**Problem:** Provide only the number of lines in the data below that contain the word "Եկեղեցւոյ".

**Provided material:**
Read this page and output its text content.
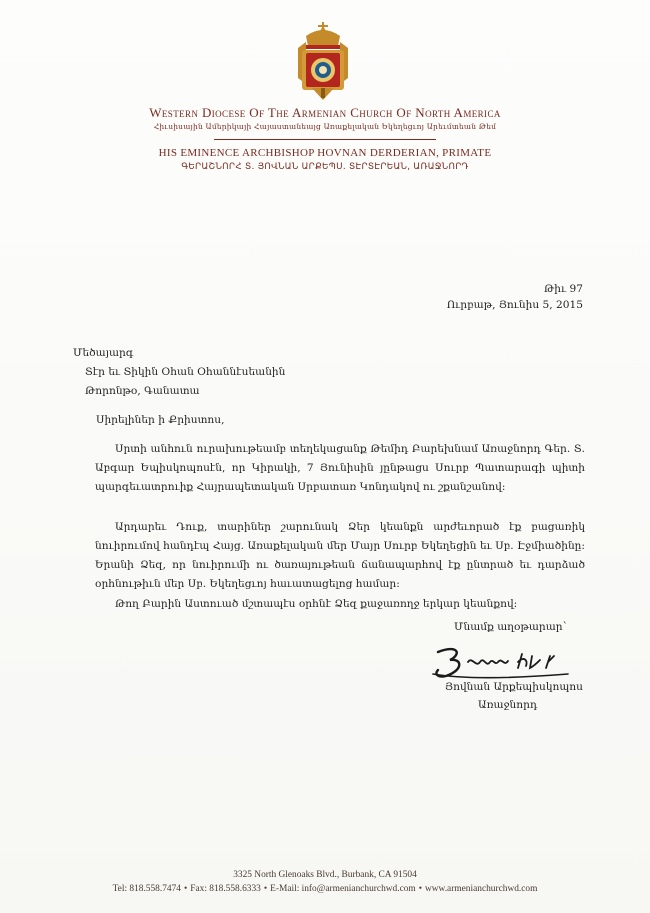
Western Diocese Of The Armenian Church Of North America
Հիւսիսային Ամերիկայի Հայաստանեայց Առաքելական Եկեղեցւոյ Արեւմտեան Թեմ
HIS EMINENCE ARCHBISHOP HOVNAN DERDERIAN, PRIMATE
ԳԵՐԱՇՆՈՐՀ Տ. ՅՈՎՆԱՆ ԱՐՔԵՊՍ. ՏԷՐՏԷՐԵԱՆ, ԱՌԱՋՆՈՐԴ
Թիւ 97
Ուրբաթ, Յունիս 5, 2015
Մեծայարգ
Տէր եւ Տիկին Օհան Օհաննէսեանին
Թորոնթօ, Գանատա
Սիրելիներ ի Քրիստոս,
Սրտի անհուն ուրախութեամբ տեղեկացանք Թեմիդ Բարեխնամ Առաջնորդ Գեր. Տ. Աբգար Եպիսկոպոսէն, որ Կիրակի, 7 Յունիսին յընթացս Սուրբ Պատարագի պիտի պարգեւատրուիք Հայրապետական Սրբատառ Կոնդակով ու շքանշանով:
Արդարեւ Դուք, տարիներ շարունակ Ձեր կեանքն արժեւորած էք բացառիկ նուիրումով հանդէպ Հայց. Առաքելական մեր Մայր Սուրբ Եկեղեցին եւ Սբ. Էջմիածինը: Երանի Ձեզ, որ նուիրումի ու ծառայութեան ճանապարհով էք ընտրած եւ դարձած օրհնութիւն մեր Սբ. Եկեղեցւոյ հաւատացելոց համար:
Թող Բարին Աստուած մշտապէս օրհնէ Ձեզ քաջառողջ երկար կեանքով:
Մնամք աղօթարար՝
Յովնան Արքեպիսկոպոս
Առաջնորդ
3325 North Glenoaks Blvd., Burbank, CA 91504
Tel: 818.558.7474 • Fax: 818.558.6333 • E-Mail: info@armenianchurchwd.com • www.armenianchurchwd.com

**Exercise result:** 2